■ **REQUIRED WORK**
Could you write out the records below exactly as they appear?

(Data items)
'''
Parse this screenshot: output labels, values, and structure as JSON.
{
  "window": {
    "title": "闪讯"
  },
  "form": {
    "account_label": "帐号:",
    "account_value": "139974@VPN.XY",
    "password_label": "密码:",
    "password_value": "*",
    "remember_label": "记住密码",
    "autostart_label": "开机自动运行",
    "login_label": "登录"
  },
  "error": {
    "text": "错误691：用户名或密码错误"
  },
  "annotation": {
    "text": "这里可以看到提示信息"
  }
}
'''
■ **RESPONSE TO THE TASK**
Parse this screenshot: output labels, values, and structure as JSON.
{
  "window": {
    "title": "闪讯"
  },
  "form": {
    "account_label": "帐号:",
    "account_value": "139974@VPN.XY",
    "password_label": "密码:",
    "password_value": "*",
    "remember_label": "记住密码",
    "autostart_label": "开机自动运行",
    "login_label": "登录"
  },
  "error": {
    "text": "错误691：用户名或密码错误"
  },
  "annotation": {
    "text": "这里可以看到提示信息"
  }
}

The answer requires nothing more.